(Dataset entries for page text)

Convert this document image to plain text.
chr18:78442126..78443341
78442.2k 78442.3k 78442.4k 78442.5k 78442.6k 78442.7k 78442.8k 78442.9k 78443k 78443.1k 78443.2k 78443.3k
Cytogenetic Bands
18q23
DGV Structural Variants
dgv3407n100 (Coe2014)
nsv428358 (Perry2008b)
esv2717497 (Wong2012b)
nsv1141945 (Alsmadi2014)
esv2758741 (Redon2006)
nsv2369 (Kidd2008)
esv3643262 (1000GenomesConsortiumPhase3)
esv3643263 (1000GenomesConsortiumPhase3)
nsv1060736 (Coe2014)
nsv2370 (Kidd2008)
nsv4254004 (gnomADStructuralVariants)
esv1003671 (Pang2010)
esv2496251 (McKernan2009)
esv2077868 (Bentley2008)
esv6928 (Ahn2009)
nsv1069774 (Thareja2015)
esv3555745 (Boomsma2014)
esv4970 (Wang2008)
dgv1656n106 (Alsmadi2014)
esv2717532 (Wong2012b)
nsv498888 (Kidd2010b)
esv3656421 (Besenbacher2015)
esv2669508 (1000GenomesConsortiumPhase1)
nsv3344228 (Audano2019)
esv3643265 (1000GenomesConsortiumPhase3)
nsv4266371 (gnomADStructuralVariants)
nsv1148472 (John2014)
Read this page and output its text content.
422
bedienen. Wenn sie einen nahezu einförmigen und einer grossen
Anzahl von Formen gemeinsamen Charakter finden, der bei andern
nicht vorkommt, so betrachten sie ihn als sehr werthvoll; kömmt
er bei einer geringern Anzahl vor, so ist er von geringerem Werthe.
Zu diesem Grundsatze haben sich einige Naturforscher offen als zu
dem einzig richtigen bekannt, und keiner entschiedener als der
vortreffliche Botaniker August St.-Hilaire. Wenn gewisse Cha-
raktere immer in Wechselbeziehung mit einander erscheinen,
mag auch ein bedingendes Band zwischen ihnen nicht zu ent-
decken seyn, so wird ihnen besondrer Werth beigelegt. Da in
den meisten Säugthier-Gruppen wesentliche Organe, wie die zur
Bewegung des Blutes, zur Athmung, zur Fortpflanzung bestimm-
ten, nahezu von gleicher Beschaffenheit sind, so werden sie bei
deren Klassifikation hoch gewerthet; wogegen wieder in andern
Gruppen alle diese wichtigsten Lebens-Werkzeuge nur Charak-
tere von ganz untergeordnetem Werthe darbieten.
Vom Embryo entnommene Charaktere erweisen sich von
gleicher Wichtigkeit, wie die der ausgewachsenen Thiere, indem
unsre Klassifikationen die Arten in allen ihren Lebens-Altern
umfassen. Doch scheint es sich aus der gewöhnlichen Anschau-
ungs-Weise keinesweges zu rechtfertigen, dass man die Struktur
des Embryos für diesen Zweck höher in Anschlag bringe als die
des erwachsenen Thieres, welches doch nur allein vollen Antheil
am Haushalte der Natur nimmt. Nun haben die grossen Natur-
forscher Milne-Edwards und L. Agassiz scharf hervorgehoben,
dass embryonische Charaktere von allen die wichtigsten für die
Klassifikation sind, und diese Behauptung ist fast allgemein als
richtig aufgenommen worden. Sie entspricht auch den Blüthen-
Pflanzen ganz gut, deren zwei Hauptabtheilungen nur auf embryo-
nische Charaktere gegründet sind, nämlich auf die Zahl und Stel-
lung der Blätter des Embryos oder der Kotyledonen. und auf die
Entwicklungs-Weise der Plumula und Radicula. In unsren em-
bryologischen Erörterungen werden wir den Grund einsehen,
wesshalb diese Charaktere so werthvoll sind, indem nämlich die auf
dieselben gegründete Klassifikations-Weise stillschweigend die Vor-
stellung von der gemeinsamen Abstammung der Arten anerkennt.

Aim of the task: Could you retype every record above exactly as given?

Output of the task:
Convert this document image to plain text.
chr18:78442126..78443341
78442.2k 78442.3k 78442.4k 78442.5k 78442.6k 78442.7k 78442.8k 78442.9k 78443k 78443.1k 78443.2k 78443.3k
Cytogenetic Bands
18q23
DGV Structural Variants
dgv3407n100 (Coe2014)
nsv428358 (Perry2008b)
esv2717497 (Wong2012b)
nsv1141945 (Alsmadi2014)
esv2758741 (Redon2006)
nsv2369 (Kidd2008)
esv3643262 (1000GenomesConsortiumPhase3)
esv3643263 (1000GenomesConsortiumPhase3)
nsv1060736 (Coe2014)
nsv2370 (Kidd2008)
nsv4254004 (gnomADStructuralVariants)
esv1003671 (Pang2010)
esv2496251 (McKernan2009)
esv2077868 (Bentley2008)
esv6928 (Ahn2009)
nsv1069774 (Thareja2015)
esv3555745 (Boomsma2014)
esv4970 (Wang2008)
dgv1656n106 (Alsmadi2014)
esv2717532 (Wong2012b)
nsv498888 (Kidd2010b)
esv3656421 (Besenbacher2015)
esv2669508 (1000GenomesConsortiumPhase1)
nsv3344228 (Audano2019)
esv3643265 (1000GenomesConsortiumPhase3)
nsv4266371 (gnomADStructuralVariants)
nsv1148472 (John2014)
Read this page and output its text content.
422
bedienen. Wenn sie einen nahezu einförmigen und einer grossen
Anzahl von Formen gemeinsamen Charakter finden, der bei andern
nicht vorkommt, so betrachten sie ihn als sehr werthvoll; kömmt
er bei einer geringern Anzahl vor, so ist er von geringerem Werthe.
Zu diesem Grundsatze haben sich einige Naturforscher offen als zu
dem einzig richtigen bekannt, und keiner entschiedener als der
vortreffliche Botaniker August St.-Hilaire. Wenn gewisse Cha-
raktere immer in Wechselbeziehung mit einander erscheinen,
mag auch ein bedingendes Band zwischen ihnen nicht zu ent-
decken seyn, so wird ihnen besondrer Werth beigelegt. Da in
den meisten Säugthier-Gruppen wesentliche Organe, wie die zur
Bewegung des Blutes, zur Athmung, zur Fortpflanzung bestimm-
ten, nahezu von gleicher Beschaffenheit sind, so werden sie bei
deren Klassifikation hoch gewerthet; wogegen wieder in andern
Gruppen alle diese wichtigsten Lebens-Werkzeuge nur Charak-
tere von ganz untergeordnetem Werthe darbieten.
Vom Embryo entnommene Charaktere erweisen sich von
gleicher Wichtigkeit, wie die der ausgewachsenen Thiere, indem
unsre Klassifikationen die Arten in allen ihren Lebens-Altern
umfassen. Doch scheint es sich aus der gewöhnlichen Anschau-
ungs-Weise keinesweges zu rechtfertigen, dass man die Struktur
des Embryos für diesen Zweck höher in Anschlag bringe als die
des erwachsenen Thieres, welches doch nur allein vollen Antheil
am Haushalte der Natur nimmt. Nun haben die grossen Natur-
forscher Milne-Edwards und L. Agassiz scharf hervorgehoben,
dass embryonische Charaktere von allen die wichtigsten für die
Klassifikation sind, und diese Behauptung ist fast allgemein als
richtig aufgenommen worden. Sie entspricht auch den Blüthen-
Pflanzen ganz gut, deren zwei Hauptabtheilungen nur auf embryo-
nische Charaktere gegründet sind, nämlich auf die Zahl und Stel-
lung der Blätter des Embryos oder der Kotyledonen. und auf die
Entwicklungs-Weise der Plumula und Radicula. In unsren em-
bryologischen Erörterungen werden wir den Grund einsehen,
wesshalb diese Charaktere so werthvoll sind, indem nämlich die auf
dieselben gegründete Klassifikations-Weise stillschweigend die Vor-
stellung von der gemeinsamen Abstammung der Arten anerkennt.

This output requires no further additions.